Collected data

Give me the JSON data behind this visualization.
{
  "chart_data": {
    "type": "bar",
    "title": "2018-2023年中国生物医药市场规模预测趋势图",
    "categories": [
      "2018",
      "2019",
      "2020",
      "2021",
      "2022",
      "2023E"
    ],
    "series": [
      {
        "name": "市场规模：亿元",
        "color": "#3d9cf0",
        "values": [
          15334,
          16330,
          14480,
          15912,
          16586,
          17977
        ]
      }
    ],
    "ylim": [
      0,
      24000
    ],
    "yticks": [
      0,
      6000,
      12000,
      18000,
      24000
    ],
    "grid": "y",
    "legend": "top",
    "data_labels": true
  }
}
--
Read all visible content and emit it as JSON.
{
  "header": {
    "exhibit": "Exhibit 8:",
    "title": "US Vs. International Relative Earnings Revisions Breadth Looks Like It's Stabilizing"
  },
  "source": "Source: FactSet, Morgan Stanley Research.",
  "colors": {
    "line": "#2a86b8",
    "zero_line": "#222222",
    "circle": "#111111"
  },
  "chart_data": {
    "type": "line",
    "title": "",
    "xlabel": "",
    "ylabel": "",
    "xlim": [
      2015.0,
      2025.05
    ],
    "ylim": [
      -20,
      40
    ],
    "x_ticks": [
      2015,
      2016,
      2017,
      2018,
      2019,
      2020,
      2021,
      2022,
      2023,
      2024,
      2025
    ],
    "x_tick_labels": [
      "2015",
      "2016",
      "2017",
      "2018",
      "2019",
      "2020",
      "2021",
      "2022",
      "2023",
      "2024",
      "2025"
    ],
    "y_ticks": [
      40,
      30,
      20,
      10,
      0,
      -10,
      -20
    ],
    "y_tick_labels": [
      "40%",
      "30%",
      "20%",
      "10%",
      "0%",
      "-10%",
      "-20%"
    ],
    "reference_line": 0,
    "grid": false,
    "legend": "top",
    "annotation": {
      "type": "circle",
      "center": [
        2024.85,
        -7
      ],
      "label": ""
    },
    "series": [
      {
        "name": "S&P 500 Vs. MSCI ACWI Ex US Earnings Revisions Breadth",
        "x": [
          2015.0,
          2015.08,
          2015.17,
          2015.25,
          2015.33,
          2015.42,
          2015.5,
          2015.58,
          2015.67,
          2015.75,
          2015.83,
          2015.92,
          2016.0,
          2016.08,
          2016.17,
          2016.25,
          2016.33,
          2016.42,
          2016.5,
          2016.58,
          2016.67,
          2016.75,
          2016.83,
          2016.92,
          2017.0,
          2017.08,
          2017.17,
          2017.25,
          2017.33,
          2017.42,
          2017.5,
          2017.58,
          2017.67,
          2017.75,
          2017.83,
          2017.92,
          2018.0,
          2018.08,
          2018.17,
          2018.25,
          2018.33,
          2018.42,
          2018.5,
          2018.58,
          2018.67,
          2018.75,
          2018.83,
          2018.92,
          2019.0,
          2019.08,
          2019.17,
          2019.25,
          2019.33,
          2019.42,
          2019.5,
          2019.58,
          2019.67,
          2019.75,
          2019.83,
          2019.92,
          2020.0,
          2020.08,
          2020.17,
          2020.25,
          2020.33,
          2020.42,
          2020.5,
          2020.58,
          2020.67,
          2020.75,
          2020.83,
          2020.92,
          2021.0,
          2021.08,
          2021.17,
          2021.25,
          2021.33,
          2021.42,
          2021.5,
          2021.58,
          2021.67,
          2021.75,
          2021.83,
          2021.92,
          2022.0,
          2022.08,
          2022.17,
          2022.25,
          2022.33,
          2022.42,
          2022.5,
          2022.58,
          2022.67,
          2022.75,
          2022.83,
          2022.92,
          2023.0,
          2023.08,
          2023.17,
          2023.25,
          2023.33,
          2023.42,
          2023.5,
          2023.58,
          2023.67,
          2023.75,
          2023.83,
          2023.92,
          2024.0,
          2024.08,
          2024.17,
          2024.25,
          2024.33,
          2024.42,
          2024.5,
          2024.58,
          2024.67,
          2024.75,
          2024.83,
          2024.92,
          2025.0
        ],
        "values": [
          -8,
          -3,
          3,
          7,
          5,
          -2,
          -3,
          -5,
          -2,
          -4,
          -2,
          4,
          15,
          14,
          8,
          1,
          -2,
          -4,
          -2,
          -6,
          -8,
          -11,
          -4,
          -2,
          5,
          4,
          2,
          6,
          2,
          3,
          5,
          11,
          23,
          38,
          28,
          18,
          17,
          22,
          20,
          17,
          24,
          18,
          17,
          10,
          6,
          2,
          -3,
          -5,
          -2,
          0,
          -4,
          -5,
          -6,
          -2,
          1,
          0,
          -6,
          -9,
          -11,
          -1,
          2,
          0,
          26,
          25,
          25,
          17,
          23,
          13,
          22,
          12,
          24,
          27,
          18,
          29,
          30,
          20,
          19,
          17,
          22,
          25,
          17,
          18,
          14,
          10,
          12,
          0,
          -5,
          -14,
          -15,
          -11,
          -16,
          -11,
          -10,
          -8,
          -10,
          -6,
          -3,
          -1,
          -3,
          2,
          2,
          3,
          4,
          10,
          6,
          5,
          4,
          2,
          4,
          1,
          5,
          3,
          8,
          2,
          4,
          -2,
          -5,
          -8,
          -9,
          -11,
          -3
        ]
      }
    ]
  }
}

• [Exercise objective] Pull out all lines in the data above that include "JSON".

• [Correct result]
Give me the JSON data behind this visualization.
Read all visible content and emit it as JSON.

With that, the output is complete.